*Text under study*.
────────────────
Similar developments would unlock new opportunities for pharmaceutical companies and drug developers on the global market. Many European countries have commissioned studies that focus on biosimilar Remsina, which is considered to be another potential replacement for the Remicade product. It’s approval could foster biosimilar market growth across Europe. The current biosimilar is sold in many Nordic countries at a huge discount — around 75% — further boosting its adoption.

Erythropoietin and MAbs are glycosylated proteins that together accounted for about a third of the total global biosimilar market revenue in 2014. Among leading segments of the market, blood disorders and oncology combined accounted for about 61% in 2014. Interferon is the fastest growing biosimilar product, estimated by GlobalData to grow at a CAGR of 51.1% during the forecast period.

Emerging trends suggest that Europe is attracting major investors interested in the biosimilars industry. Growth prospects there are driven by streamlined regulatory guidelines and high biosimilar adoption rates by physicians, payers, and patients. Read more online: www.alliedmarketresearch.com/global-biosimilars-market.

 

Incentives for Physicians to Prescribe Biosimilars Would Improve Affordability


Incentives for physicians to prescribe biosimilars could increase their adoption and further reduce their costs, according to a report (Payor Strategies to Promote Biosimilar Utilization) from Matrix Global Advisors (MGA) released by the Pharmaceutical Care Management Association (PCMA). Biologics represent a large share of US drug spending. Increased use of biosimilars could benefit both patients and the healthcare system as a whole.
────────────────
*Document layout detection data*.
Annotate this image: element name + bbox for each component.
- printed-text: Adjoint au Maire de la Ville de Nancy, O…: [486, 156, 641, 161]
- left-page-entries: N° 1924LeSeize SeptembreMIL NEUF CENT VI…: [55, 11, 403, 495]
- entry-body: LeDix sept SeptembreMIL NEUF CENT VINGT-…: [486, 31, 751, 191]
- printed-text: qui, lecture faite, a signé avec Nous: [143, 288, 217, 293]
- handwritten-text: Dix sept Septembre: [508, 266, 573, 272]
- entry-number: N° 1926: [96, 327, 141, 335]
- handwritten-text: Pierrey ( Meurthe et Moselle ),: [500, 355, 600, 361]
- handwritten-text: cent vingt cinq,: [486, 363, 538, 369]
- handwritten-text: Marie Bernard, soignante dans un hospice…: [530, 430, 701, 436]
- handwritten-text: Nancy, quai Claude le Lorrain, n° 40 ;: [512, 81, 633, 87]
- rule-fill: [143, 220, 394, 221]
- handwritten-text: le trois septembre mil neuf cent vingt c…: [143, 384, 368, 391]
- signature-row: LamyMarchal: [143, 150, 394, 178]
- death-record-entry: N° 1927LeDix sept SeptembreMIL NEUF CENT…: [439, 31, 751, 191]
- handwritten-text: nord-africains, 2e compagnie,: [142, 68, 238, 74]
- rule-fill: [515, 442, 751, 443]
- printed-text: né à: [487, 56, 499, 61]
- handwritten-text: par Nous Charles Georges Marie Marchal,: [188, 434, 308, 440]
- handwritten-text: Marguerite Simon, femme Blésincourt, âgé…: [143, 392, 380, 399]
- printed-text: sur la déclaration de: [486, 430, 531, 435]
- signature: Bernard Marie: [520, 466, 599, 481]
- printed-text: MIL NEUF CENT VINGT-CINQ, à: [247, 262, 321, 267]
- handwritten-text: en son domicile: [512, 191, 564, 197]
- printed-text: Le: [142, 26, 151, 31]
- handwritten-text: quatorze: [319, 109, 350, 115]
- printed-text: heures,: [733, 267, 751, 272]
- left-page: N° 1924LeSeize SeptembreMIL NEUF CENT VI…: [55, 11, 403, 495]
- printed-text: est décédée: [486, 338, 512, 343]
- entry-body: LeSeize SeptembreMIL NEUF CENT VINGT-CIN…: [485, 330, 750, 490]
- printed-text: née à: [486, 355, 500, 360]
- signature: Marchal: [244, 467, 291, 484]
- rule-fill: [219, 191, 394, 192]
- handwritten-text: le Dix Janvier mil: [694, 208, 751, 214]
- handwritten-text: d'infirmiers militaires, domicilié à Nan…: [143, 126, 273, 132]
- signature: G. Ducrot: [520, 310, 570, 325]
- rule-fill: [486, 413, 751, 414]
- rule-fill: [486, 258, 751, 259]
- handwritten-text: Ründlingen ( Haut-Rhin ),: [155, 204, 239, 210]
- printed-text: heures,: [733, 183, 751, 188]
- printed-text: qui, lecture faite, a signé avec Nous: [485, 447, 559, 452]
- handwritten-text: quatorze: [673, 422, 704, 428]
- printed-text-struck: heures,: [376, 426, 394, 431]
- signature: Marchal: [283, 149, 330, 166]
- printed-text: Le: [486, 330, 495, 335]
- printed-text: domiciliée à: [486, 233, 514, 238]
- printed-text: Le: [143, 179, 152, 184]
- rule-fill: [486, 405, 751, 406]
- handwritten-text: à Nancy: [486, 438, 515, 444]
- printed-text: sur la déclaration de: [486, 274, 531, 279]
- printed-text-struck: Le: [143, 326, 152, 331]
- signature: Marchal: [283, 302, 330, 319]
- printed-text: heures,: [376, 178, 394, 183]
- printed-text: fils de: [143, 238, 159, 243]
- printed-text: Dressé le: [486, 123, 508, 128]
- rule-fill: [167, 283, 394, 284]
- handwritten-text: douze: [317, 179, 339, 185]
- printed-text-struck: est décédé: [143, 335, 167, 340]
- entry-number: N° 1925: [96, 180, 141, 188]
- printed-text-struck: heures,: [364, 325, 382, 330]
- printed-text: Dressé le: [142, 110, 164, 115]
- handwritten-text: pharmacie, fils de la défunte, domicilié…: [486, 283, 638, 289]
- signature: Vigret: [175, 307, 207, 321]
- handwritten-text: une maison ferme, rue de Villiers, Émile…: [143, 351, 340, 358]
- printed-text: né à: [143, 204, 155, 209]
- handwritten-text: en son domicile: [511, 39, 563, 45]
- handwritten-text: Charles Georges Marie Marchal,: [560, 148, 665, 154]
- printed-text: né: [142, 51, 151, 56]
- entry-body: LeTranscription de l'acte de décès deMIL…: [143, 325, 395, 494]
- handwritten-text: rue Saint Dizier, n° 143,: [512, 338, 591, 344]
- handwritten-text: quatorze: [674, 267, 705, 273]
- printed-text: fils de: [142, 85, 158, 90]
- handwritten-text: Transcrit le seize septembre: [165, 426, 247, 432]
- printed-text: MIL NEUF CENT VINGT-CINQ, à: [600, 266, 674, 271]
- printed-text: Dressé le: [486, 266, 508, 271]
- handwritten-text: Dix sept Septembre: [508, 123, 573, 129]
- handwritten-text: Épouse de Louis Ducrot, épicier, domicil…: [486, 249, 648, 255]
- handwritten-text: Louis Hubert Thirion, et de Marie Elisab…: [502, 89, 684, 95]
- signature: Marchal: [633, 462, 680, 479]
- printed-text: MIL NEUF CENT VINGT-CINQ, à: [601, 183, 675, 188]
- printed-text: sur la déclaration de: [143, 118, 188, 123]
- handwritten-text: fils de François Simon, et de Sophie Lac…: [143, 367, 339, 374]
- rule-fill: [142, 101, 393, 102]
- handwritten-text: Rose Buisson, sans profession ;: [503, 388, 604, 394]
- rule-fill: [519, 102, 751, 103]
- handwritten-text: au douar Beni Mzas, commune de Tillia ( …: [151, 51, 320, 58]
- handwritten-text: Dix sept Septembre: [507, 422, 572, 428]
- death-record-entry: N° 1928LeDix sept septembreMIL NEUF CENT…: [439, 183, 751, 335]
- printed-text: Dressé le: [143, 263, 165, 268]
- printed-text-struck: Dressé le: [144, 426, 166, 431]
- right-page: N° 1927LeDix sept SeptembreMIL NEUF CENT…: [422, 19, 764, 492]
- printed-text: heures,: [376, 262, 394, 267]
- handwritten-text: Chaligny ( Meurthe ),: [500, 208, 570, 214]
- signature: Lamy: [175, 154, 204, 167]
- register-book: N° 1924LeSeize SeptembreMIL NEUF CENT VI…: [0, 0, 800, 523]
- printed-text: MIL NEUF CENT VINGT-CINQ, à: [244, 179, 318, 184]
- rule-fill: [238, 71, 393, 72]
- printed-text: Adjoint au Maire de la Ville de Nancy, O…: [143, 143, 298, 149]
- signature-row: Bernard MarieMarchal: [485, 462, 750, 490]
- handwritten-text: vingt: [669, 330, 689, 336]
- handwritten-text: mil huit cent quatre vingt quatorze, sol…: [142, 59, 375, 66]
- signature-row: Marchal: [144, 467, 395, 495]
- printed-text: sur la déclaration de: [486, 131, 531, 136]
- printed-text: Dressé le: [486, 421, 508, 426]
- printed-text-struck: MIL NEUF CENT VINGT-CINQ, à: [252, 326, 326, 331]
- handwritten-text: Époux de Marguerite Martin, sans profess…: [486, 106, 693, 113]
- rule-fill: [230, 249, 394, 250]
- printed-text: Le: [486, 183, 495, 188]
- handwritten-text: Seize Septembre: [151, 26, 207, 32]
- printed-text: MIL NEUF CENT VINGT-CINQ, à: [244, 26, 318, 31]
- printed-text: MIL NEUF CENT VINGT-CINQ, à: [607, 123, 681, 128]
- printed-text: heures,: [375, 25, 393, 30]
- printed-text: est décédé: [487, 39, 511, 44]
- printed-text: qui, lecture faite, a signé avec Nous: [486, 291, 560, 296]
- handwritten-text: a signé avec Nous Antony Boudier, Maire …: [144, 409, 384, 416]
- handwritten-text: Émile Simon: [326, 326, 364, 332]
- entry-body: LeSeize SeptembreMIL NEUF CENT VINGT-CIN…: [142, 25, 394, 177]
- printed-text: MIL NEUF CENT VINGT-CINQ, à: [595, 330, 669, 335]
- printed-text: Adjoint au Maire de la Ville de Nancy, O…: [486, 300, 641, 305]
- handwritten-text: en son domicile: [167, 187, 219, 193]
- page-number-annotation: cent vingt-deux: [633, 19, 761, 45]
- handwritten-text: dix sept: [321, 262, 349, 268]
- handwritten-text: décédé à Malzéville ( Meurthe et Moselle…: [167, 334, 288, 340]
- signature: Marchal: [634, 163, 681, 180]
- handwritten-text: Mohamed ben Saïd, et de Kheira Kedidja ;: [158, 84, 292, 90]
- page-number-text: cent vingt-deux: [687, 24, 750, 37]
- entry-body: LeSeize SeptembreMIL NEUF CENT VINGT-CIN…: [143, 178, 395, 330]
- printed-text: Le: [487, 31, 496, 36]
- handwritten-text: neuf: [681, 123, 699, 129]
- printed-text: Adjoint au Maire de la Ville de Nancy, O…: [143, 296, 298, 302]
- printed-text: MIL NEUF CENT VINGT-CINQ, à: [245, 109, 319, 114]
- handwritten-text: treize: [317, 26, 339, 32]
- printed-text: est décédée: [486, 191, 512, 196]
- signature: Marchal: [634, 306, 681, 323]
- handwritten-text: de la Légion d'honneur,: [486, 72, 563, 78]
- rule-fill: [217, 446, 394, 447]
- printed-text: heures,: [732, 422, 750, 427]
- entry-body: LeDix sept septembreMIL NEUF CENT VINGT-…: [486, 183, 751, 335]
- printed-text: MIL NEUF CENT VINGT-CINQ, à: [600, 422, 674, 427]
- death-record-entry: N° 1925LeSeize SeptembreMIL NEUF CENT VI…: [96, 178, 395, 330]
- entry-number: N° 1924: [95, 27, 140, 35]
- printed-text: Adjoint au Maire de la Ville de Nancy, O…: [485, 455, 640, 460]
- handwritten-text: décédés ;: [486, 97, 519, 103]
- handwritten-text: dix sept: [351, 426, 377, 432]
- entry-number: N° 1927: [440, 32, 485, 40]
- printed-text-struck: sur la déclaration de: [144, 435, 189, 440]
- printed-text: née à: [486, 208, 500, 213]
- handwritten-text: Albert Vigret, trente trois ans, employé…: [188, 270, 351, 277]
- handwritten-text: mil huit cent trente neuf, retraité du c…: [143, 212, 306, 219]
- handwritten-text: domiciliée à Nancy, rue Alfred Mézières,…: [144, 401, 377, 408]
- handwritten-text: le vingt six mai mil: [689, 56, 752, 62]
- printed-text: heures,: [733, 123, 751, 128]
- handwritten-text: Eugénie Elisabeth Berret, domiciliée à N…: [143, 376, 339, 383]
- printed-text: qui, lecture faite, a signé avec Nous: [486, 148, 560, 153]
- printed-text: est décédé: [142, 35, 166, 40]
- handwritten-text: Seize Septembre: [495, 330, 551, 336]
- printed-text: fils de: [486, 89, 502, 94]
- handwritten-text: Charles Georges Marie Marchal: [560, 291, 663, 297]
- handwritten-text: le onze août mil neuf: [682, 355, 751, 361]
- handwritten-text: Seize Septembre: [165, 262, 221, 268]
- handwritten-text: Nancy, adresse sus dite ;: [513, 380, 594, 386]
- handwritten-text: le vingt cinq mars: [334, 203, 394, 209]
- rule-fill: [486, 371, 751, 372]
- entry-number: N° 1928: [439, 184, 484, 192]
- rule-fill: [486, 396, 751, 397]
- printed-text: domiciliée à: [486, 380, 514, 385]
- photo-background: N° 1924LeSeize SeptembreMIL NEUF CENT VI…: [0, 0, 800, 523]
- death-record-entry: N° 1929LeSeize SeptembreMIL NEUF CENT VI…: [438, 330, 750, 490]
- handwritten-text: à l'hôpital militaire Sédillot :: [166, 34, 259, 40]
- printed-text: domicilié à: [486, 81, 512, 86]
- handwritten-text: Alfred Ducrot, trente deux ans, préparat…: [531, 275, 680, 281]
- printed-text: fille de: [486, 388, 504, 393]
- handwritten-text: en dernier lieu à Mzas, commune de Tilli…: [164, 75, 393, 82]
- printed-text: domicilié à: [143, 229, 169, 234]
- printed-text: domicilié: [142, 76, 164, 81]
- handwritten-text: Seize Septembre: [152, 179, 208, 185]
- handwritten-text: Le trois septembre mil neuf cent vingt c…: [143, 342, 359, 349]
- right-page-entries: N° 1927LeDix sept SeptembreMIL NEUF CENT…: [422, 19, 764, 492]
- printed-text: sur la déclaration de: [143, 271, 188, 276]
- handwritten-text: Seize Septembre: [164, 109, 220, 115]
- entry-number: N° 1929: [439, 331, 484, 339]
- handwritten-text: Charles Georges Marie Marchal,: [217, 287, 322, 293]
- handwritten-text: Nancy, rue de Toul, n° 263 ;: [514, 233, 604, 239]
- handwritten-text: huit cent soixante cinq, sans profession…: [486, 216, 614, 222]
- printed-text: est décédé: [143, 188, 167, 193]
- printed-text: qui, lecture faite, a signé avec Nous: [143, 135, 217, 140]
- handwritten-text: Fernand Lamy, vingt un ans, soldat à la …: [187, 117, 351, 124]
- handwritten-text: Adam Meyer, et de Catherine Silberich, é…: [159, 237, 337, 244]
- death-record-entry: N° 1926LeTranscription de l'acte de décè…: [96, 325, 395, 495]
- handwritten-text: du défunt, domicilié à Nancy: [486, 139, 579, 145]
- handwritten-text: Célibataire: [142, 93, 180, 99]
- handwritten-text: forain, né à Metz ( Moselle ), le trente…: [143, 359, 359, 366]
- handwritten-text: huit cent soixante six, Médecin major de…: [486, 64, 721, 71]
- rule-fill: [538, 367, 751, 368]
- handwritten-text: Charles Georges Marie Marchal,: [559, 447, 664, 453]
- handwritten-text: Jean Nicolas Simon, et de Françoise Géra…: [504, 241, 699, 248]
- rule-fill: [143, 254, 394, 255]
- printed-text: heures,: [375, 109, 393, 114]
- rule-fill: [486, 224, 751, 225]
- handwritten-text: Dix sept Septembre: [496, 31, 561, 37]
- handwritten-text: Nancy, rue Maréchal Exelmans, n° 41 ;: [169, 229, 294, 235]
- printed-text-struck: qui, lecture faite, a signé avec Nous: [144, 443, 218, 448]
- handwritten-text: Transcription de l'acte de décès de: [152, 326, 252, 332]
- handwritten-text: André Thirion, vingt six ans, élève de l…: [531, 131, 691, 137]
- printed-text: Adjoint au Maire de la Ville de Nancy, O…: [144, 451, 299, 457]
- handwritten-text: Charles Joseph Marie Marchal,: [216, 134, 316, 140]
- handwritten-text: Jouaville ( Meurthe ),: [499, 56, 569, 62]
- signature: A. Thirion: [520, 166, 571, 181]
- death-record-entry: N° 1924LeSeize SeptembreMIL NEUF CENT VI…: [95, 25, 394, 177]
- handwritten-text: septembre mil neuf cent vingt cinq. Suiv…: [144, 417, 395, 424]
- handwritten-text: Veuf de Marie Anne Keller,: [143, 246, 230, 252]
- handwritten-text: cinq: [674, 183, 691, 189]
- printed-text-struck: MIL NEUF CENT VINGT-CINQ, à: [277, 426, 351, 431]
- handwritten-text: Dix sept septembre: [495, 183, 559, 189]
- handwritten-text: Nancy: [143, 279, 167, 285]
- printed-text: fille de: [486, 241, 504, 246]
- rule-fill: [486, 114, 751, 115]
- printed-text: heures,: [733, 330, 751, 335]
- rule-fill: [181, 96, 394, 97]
────────────────
*Exercise requirements*. In one to three sentences, state what the biosimilars text gives as the drivers of growth prospects for the biosimilars industry in Europe. The data were drawn from a separate source and are unrelated to the text.

*Problem solution*. Growth prospects in Europe are driven by streamlined regulatory guidelines. They are also driven by high biosimilar adoption rates among physicians, payers, and patients.